──────── Data supplied

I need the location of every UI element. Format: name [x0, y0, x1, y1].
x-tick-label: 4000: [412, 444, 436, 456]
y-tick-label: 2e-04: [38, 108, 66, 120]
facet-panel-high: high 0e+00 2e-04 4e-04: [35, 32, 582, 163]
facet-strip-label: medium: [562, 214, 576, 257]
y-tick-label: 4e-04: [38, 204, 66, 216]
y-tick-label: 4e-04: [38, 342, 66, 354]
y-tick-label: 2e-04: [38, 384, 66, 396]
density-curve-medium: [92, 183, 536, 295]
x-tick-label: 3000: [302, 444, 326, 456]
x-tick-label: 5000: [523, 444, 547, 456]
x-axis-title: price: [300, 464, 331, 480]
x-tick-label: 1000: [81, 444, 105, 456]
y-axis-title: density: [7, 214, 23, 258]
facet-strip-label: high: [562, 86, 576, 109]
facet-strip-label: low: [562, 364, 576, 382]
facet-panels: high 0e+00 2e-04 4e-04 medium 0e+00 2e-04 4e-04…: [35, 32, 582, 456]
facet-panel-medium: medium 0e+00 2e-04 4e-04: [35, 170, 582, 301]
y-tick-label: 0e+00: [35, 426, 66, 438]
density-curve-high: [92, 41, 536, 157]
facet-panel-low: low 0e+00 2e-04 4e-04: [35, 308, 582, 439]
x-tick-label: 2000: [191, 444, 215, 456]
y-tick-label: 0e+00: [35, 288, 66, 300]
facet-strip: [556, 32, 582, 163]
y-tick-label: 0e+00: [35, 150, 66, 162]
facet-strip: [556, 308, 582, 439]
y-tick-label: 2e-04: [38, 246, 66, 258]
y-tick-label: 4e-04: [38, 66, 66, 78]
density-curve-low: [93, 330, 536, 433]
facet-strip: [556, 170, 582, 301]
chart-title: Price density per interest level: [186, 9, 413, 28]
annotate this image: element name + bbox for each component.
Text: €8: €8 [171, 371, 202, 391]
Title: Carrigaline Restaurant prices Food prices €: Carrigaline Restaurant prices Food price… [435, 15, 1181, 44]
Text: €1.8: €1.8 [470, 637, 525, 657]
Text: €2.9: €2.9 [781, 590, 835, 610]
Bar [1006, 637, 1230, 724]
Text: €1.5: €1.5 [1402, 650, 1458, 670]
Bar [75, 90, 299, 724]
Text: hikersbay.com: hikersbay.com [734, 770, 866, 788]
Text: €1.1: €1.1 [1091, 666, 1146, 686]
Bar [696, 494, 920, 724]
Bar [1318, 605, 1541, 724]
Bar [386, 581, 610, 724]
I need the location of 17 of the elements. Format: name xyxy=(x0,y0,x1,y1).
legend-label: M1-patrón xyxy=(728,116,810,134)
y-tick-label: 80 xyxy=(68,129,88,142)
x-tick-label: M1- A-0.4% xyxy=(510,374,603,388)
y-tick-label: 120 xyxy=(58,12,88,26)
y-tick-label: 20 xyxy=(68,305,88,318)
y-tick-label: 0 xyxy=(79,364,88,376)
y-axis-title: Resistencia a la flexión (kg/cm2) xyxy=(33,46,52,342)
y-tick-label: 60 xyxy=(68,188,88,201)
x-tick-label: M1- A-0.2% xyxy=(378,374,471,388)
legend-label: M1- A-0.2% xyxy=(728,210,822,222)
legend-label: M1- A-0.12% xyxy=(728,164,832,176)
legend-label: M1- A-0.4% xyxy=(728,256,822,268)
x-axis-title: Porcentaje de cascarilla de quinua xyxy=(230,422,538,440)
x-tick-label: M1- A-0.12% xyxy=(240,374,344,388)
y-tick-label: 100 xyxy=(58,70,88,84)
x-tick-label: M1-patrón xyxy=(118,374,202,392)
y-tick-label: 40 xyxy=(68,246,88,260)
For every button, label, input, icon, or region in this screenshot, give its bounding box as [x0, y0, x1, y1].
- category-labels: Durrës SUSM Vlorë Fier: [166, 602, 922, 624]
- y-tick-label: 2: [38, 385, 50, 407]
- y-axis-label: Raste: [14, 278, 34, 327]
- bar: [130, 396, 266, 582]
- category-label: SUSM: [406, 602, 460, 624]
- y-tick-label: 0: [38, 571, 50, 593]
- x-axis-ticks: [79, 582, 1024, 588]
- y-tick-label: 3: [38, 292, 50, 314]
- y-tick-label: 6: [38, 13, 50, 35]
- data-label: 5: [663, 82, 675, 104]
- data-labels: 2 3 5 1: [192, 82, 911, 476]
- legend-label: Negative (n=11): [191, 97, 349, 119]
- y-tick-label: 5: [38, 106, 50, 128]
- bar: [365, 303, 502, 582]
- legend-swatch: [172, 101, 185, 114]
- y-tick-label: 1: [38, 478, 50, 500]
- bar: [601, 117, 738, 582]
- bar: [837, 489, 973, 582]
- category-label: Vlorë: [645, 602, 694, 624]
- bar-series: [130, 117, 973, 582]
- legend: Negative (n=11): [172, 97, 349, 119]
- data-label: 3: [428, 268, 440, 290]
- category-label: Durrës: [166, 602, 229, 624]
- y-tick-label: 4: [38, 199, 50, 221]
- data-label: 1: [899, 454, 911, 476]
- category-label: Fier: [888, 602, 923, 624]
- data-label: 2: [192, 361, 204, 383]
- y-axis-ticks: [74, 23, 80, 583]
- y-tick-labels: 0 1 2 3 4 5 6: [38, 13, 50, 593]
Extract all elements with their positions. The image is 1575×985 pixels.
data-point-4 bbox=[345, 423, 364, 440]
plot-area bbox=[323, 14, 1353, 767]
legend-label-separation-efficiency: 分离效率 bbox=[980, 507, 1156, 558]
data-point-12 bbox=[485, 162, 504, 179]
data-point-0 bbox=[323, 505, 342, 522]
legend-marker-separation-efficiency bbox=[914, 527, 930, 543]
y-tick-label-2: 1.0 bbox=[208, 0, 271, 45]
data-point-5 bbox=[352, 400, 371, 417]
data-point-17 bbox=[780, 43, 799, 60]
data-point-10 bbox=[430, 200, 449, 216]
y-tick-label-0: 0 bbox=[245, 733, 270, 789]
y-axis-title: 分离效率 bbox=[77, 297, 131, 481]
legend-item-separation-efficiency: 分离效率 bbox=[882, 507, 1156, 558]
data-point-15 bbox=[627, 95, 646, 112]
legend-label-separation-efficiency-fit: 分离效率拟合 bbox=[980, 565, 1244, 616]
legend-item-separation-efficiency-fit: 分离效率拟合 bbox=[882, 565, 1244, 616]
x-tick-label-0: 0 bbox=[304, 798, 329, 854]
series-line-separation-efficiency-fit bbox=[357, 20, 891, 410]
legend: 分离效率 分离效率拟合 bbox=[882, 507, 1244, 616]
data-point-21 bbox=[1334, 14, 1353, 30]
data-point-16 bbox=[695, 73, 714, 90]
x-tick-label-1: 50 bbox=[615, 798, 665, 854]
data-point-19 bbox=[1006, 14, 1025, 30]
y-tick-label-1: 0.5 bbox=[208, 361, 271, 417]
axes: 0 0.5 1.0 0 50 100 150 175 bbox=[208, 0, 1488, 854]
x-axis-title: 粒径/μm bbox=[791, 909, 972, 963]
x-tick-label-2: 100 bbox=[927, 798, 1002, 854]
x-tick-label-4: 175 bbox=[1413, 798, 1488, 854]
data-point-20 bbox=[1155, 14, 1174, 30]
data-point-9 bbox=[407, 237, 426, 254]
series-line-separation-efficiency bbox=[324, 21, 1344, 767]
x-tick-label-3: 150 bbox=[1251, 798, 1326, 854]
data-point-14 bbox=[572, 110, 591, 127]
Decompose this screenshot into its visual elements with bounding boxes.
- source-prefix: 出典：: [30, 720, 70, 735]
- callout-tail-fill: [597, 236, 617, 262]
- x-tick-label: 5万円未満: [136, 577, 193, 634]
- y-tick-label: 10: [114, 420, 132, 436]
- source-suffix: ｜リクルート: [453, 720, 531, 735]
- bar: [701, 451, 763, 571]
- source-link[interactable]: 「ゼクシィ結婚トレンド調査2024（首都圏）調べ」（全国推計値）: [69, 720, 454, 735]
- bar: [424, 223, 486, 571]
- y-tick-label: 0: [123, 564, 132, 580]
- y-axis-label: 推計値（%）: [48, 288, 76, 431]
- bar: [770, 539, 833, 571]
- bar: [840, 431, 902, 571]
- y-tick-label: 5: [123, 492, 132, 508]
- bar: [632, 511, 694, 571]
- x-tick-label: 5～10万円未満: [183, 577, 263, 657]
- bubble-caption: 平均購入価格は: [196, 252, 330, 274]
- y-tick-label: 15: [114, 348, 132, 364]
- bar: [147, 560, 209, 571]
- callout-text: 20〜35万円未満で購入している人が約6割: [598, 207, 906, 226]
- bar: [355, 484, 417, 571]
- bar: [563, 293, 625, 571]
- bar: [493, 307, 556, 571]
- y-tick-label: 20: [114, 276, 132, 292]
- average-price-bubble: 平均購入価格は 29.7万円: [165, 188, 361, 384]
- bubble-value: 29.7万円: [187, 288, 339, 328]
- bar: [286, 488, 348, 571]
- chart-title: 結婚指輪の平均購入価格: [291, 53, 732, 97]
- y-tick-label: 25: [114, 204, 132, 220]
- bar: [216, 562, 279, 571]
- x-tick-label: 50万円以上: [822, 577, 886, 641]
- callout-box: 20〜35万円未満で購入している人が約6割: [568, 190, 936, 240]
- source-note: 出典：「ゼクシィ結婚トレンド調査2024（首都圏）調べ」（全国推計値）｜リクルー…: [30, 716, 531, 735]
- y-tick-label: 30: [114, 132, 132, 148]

────────────────

Return the data unchanged, from its first line through the line containing "Text: €8: €8 [171, 371, 202, 391]", including both of those lines.

• The solution:
I need the location of every UI element. Format: name [x0, y0, x1, y1].
x-tick-label: 4000: [412, 444, 436, 456]
y-tick-label: 2e-04: [38, 108, 66, 120]
facet-panel-high: high 0e+00 2e-04 4e-04: [35, 32, 582, 163]
facet-strip-label: medium: [562, 214, 576, 257]
y-tick-label: 4e-04: [38, 204, 66, 216]
y-tick-label: 4e-04: [38, 342, 66, 354]
y-tick-label: 2e-04: [38, 384, 66, 396]
density-curve-medium: [92, 183, 536, 295]
x-tick-label: 3000: [302, 444, 326, 456]
x-tick-label: 5000: [523, 444, 547, 456]
x-axis-title: price: [300, 464, 331, 480]
x-tick-label: 1000: [81, 444, 105, 456]
y-axis-title: density: [7, 214, 23, 258]
facet-strip-label: high: [562, 86, 576, 109]
facet-strip-label: low: [562, 364, 576, 382]
facet-panels: high 0e+00 2e-04 4e-04 medium 0e+00 2e-04 4e-04…: [35, 32, 582, 456]
facet-panel-medium: medium 0e+00 2e-04 4e-04: [35, 170, 582, 301]
y-tick-label: 0e+00: [35, 426, 66, 438]
density-curve-high: [92, 41, 536, 157]
facet-panel-low: low 0e+00 2e-04 4e-04: [35, 308, 582, 439]
x-tick-label: 2000: [191, 444, 215, 456]
y-tick-label: 0e+00: [35, 288, 66, 300]
facet-strip: [556, 32, 582, 163]
y-tick-label: 0e+00: [35, 150, 66, 162]
facet-strip: [556, 308, 582, 439]
y-tick-label: 2e-04: [38, 246, 66, 258]
y-tick-label: 4e-04: [38, 66, 66, 78]
density-curve-low: [93, 330, 536, 433]
facet-strip: [556, 170, 582, 301]
chart-title: Price density per interest level: [186, 9, 413, 28]
annotate this image: element name + bbox for each component.
Text: €8: €8 [171, 371, 202, 391]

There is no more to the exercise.